(Collection entries)
***

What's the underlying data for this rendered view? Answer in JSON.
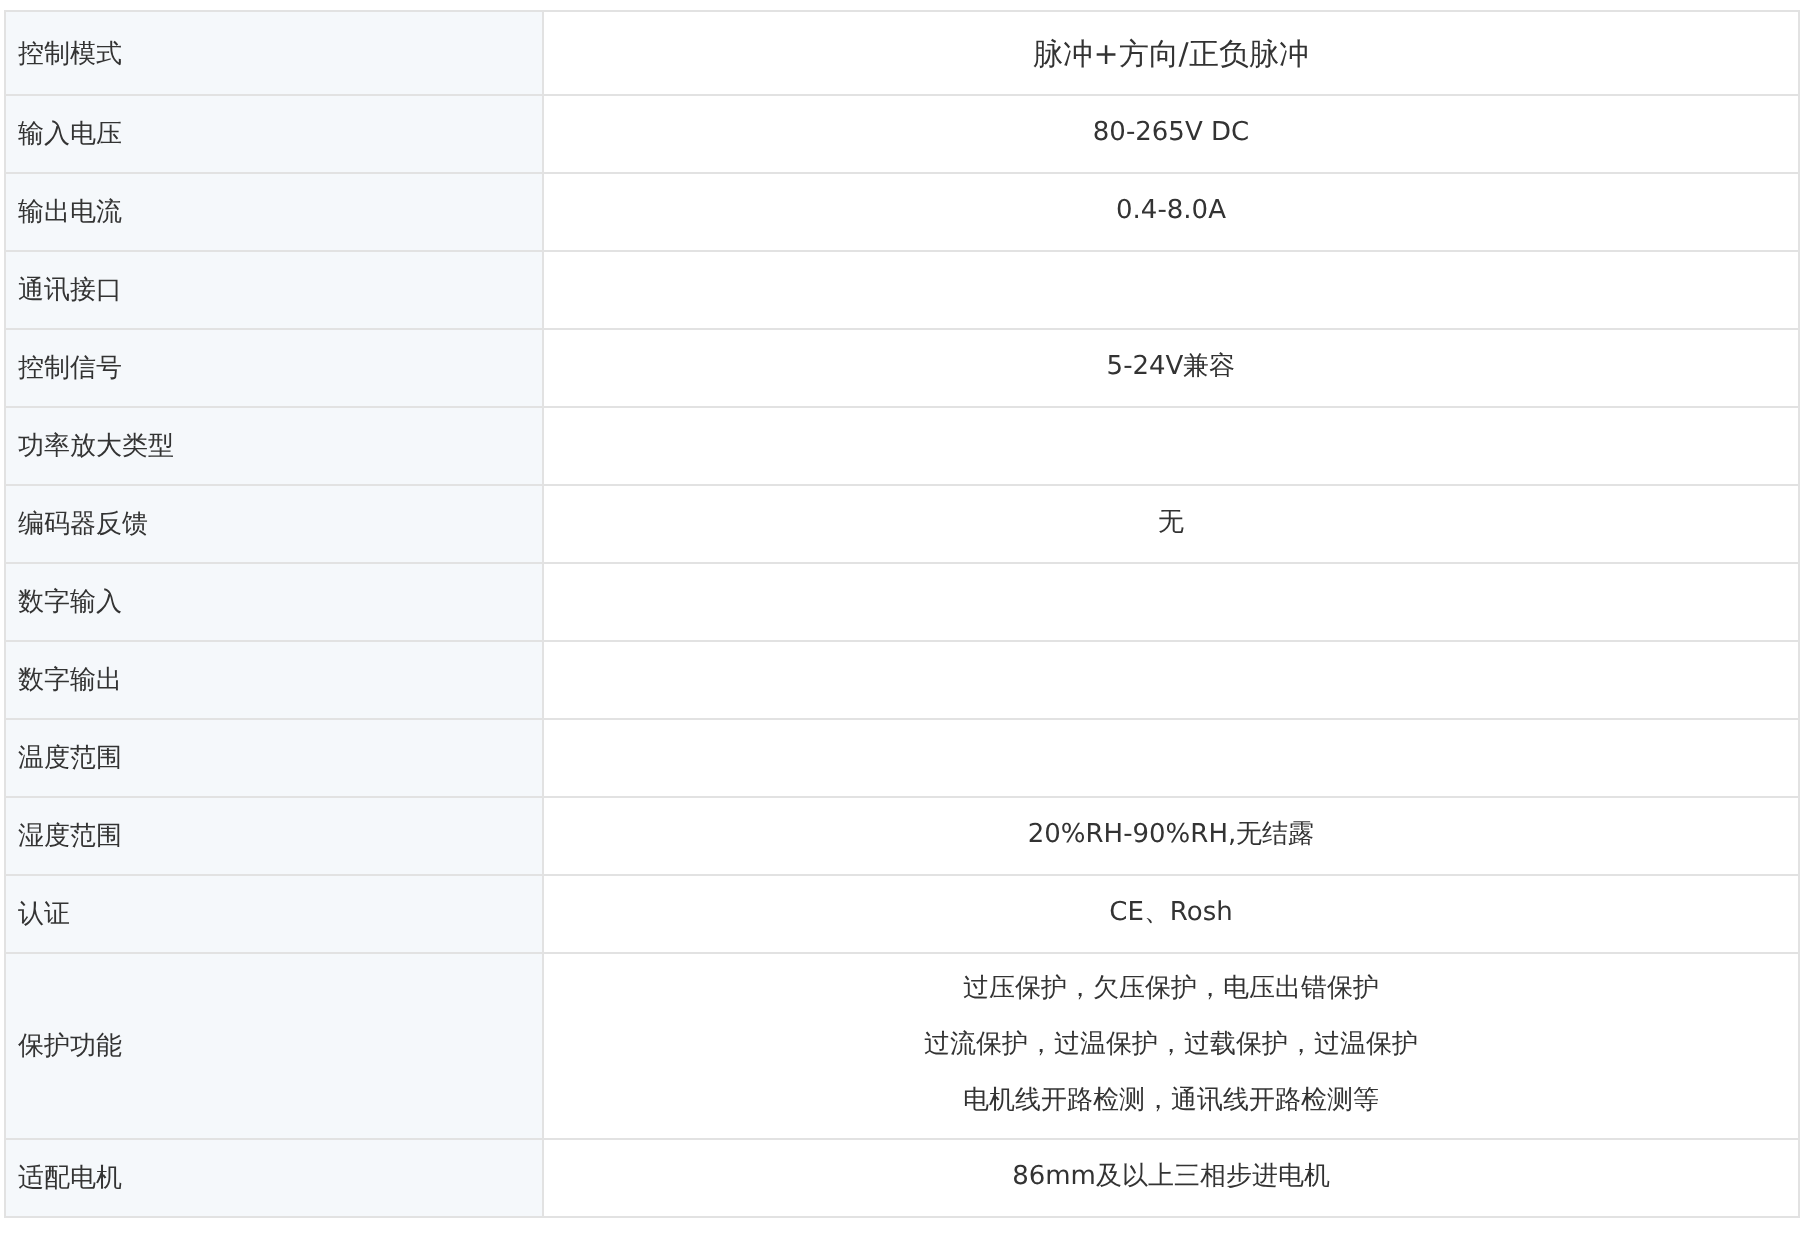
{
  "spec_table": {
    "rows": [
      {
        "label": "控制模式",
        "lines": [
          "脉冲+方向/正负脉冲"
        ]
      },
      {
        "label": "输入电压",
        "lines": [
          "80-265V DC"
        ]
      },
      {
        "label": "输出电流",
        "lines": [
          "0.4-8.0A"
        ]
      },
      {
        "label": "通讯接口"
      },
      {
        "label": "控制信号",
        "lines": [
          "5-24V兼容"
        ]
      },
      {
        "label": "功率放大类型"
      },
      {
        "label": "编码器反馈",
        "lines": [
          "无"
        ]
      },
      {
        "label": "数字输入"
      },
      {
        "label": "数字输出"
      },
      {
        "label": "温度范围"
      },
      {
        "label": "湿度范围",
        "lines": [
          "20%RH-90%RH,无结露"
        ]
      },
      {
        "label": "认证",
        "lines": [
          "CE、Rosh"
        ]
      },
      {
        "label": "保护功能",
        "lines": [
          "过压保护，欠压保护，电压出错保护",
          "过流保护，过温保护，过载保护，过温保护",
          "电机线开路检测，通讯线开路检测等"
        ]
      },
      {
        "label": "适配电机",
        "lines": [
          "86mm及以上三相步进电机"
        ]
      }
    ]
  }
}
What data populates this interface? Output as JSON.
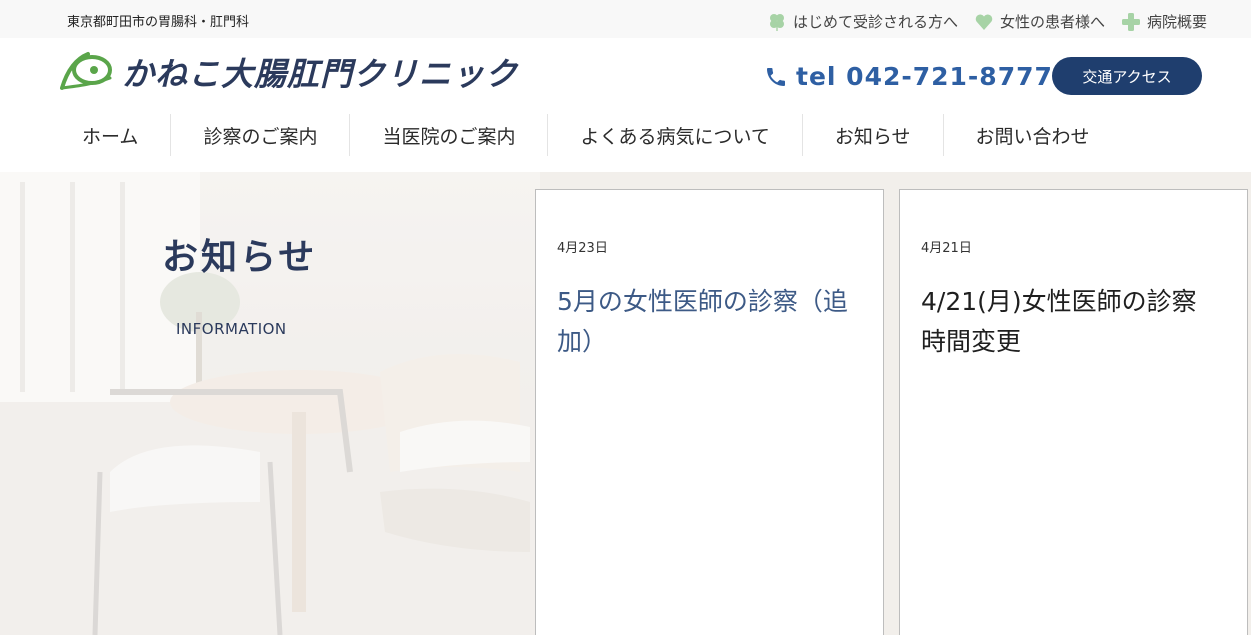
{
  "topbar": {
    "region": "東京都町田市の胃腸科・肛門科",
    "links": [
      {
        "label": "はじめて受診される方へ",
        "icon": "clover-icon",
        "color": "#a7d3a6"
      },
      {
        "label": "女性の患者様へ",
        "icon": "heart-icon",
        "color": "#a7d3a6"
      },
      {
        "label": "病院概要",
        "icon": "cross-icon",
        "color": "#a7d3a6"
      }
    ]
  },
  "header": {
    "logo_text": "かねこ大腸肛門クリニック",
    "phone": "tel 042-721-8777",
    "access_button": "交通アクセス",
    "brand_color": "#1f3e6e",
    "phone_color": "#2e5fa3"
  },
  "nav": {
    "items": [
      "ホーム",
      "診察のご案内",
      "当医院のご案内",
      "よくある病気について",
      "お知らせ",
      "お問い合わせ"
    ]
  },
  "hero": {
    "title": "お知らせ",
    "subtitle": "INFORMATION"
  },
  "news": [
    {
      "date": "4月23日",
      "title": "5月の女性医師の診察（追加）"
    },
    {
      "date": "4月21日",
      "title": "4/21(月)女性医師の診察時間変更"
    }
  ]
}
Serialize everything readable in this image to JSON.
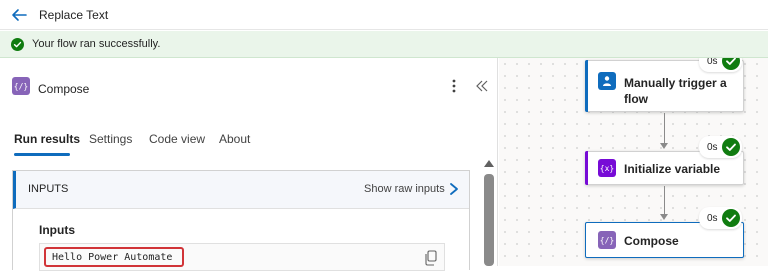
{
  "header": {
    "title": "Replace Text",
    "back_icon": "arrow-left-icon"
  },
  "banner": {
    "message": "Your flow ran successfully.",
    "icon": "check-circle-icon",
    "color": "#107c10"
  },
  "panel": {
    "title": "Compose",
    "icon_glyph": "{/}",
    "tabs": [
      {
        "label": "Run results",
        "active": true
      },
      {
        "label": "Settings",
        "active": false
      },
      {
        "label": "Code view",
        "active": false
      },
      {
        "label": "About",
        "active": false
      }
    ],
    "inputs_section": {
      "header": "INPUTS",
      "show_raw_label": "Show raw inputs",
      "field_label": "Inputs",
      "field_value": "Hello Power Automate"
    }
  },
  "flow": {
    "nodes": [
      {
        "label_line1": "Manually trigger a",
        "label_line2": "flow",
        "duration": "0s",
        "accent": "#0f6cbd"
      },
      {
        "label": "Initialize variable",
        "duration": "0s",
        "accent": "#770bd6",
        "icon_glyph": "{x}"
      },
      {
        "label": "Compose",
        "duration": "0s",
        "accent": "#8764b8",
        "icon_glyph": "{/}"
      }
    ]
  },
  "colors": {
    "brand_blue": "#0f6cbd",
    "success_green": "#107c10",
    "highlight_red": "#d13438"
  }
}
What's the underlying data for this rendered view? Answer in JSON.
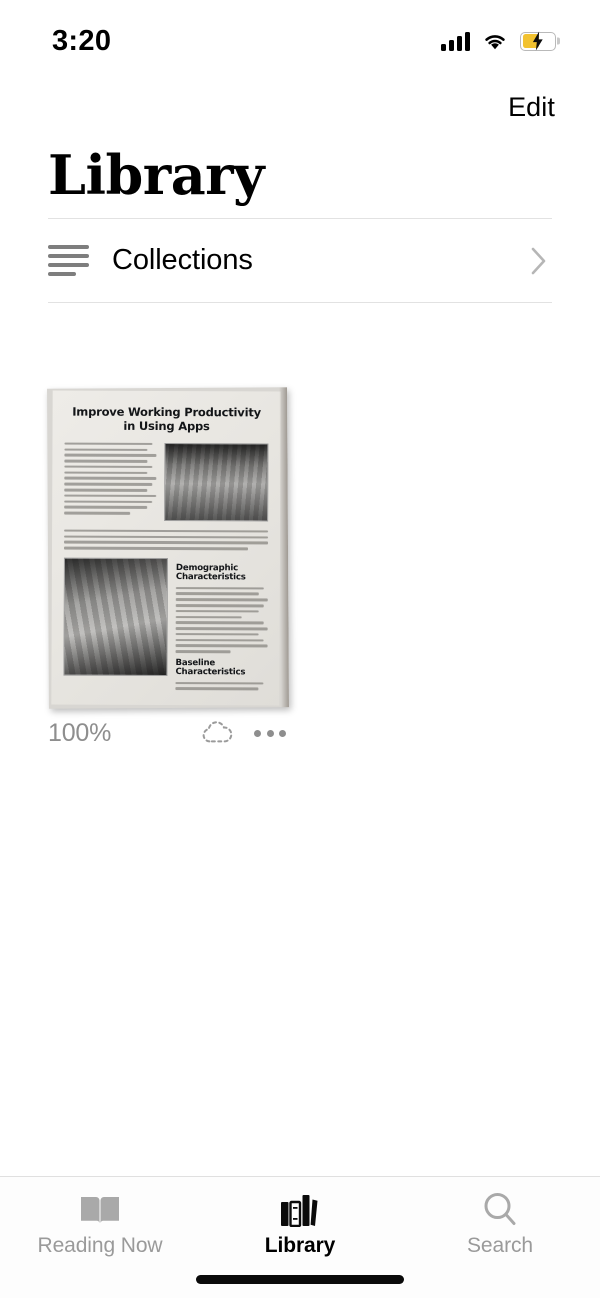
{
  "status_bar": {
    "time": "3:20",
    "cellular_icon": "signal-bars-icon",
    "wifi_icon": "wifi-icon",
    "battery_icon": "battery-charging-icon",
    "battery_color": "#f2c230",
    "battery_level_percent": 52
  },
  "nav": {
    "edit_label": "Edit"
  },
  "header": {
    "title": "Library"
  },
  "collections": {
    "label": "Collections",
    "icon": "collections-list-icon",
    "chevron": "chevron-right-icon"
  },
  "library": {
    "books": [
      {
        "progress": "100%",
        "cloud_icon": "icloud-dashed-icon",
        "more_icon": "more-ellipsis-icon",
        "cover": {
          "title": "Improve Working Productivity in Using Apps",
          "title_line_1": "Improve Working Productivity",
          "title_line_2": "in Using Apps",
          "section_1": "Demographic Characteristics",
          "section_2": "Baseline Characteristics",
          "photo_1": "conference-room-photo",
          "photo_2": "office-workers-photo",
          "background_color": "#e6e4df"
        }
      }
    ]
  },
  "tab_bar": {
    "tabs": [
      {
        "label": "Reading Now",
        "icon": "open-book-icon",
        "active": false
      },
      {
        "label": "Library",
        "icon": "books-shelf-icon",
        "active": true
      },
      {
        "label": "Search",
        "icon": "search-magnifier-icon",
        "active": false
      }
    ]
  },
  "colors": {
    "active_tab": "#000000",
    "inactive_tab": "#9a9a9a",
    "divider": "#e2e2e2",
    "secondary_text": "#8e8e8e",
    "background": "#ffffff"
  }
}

***

**To do:** Quote the preceding records in their entirety, excluding every picture.

**Full answer:**
What's the underlying data for this rendered view? Answer in JSON.
{
  "spec_table": {
    "rows": [
      {
        "label": "控制模式",
        "lines": [
          "脉冲+方向/正负脉冲"
        ]
      },
      {
        "label": "输入电压",
        "lines": [
          "80-265V DC"
        ]
      },
      {
        "label": "输出电流",
        "lines": [
          "0.4-8.0A"
        ]
      },
      {
        "label": "通讯接口"
      },
      {
        "label": "控制信号",
        "lines": [
          "5-24V兼容"
        ]
      },
      {
        "label": "功率放大类型"
      },
      {
        "label": "编码器反馈",
        "lines": [
          "无"
        ]
      },
      {
        "label": "数字输入"
      },
      {
        "label": "数字输出"
      },
      {
        "label": "温度范围"
      },
      {
        "label": "湿度范围",
        "lines": [
          "20%RH-90%RH,无结露"
        ]
      },
      {
        "label": "认证",
        "lines": [
          "CE、Rosh"
        ]
      },
      {
        "label": "保护功能",
        "lines": [
          "过压保护，欠压保护，电压出错保护",
          "过流保护，过温保护，过载保护，过温保护",
          "电机线开路检测，通讯线开路检测等"
        ]
      },
      {
        "label": "适配电机",
        "lines": [
          "86mm及以上三相步进电机"
        ]
      }
    ]
  }
}
What data populates this interface? Output as JSON.
{
  "topbar": {
    "region": "東京都町田市の胃腸科・肛門科",
    "links": [
      {
        "label": "はじめて受診される方へ",
        "icon": "clover-icon",
        "color": "#a7d3a6"
      },
      {
        "label": "女性の患者様へ",
        "icon": "heart-icon",
        "color": "#a7d3a6"
      },
      {
        "label": "病院概要",
        "icon": "cross-icon",
        "color": "#a7d3a6"
      }
    ]
  },
  "header": {
    "logo_text": "かねこ大腸肛門クリニック",
    "phone": "tel 042-721-8777",
    "access_button": "交通アクセス",
    "brand_color": "#1f3e6e",
    "phone_color": "#2e5fa3"
  },
  "nav": {
    "items": [
      "ホーム",
      "診察のご案内",
      "当医院のご案内",
      "よくある病気について",
      "お知らせ",
      "お問い合わせ"
    ]
  },
  "hero": {
    "title": "お知らせ",
    "subtitle": "INFORMATION"
  },
  "news": [
    {
      "date": "4月23日",
      "title": "5月の女性医師の診察（追加）"
    },
    {
      "date": "4月21日",
      "title": "4/21(月)女性医師の診察時間変更"
    }
  ]
}
Serialize everything readable in this image to JSON.
{
  "header": {
    "title": "Replace Text",
    "back_icon": "arrow-left-icon"
  },
  "banner": {
    "message": "Your flow ran successfully.",
    "icon": "check-circle-icon",
    "color": "#107c10"
  },
  "panel": {
    "title": "Compose",
    "icon_glyph": "{/}",
    "tabs": [
      {
        "label": "Run results",
        "active": true
      },
      {
        "label": "Settings",
        "active": false
      },
      {
        "label": "Code view",
        "active": false
      },
      {
        "label": "About",
        "active": false
      }
    ],
    "inputs_section": {
      "header": "INPUTS",
      "show_raw_label": "Show raw inputs",
      "field_label": "Inputs",
      "field_value": "Hello Power Automate"
    }
  },
  "flow": {
    "nodes": [
      {
        "label_line1": "Manually trigger a",
        "label_line2": "flow",
        "duration": "0s",
        "accent": "#0f6cbd"
      },
      {
        "label": "Initialize variable",
        "duration": "0s",
        "accent": "#770bd6",
        "icon_glyph": "{x}"
      },
      {
        "label": "Compose",
        "duration": "0s",
        "accent": "#8764b8",
        "icon_glyph": "{/}"
      }
    ]
  },
  "colors": {
    "brand_blue": "#0f6cbd",
    "success_green": "#107c10",
    "highlight_red": "#d13438"
  }
}
What's the underlying data for this rendered view? Answer in JSON.
{
  "status_bar": {
    "time": "3:20",
    "cellular_icon": "signal-bars-icon",
    "wifi_icon": "wifi-icon",
    "battery_icon": "battery-charging-icon",
    "battery_color": "#f2c230",
    "battery_level_percent": 52
  },
  "nav": {
    "edit_label": "Edit"
  },
  "header": {
    "title": "Library"
  },
  "collections": {
    "label": "Collections",
    "icon": "collections-list-icon",
    "chevron": "chevron-right-icon"
  },
  "library": {
    "books": [
      {
        "progress": "100%",
        "cloud_icon": "icloud-dashed-icon",
        "more_icon": "more-ellipsis-icon",
        "cover": {
          "title": "Improve Working Productivity in Using Apps",
          "title_line_1": "Improve Working Productivity",
          "title_line_2": "in Using Apps",
          "section_1": "Demographic Characteristics",
          "section_2": "Baseline Characteristics",
          "photo_1": "conference-room-photo",
          "photo_2": "office-workers-photo",
          "background_color": "#e6e4df"
        }
      }
    ]
  },
  "tab_bar": {
    "tabs": [
      {
        "label": "Reading Now",
        "icon": "open-book-icon",
        "active": false
      },
      {
        "label": "Library",
        "icon": "books-shelf-icon",
        "active": true
      },
      {
        "label": "Search",
        "icon": "search-magnifier-icon",
        "active": false
      }
    ]
  },
  "colors": {
    "active_tab": "#000000",
    "inactive_tab": "#9a9a9a",
    "divider": "#e2e2e2",
    "secondary_text": "#8e8e8e",
    "background": "#ffffff"
  }
}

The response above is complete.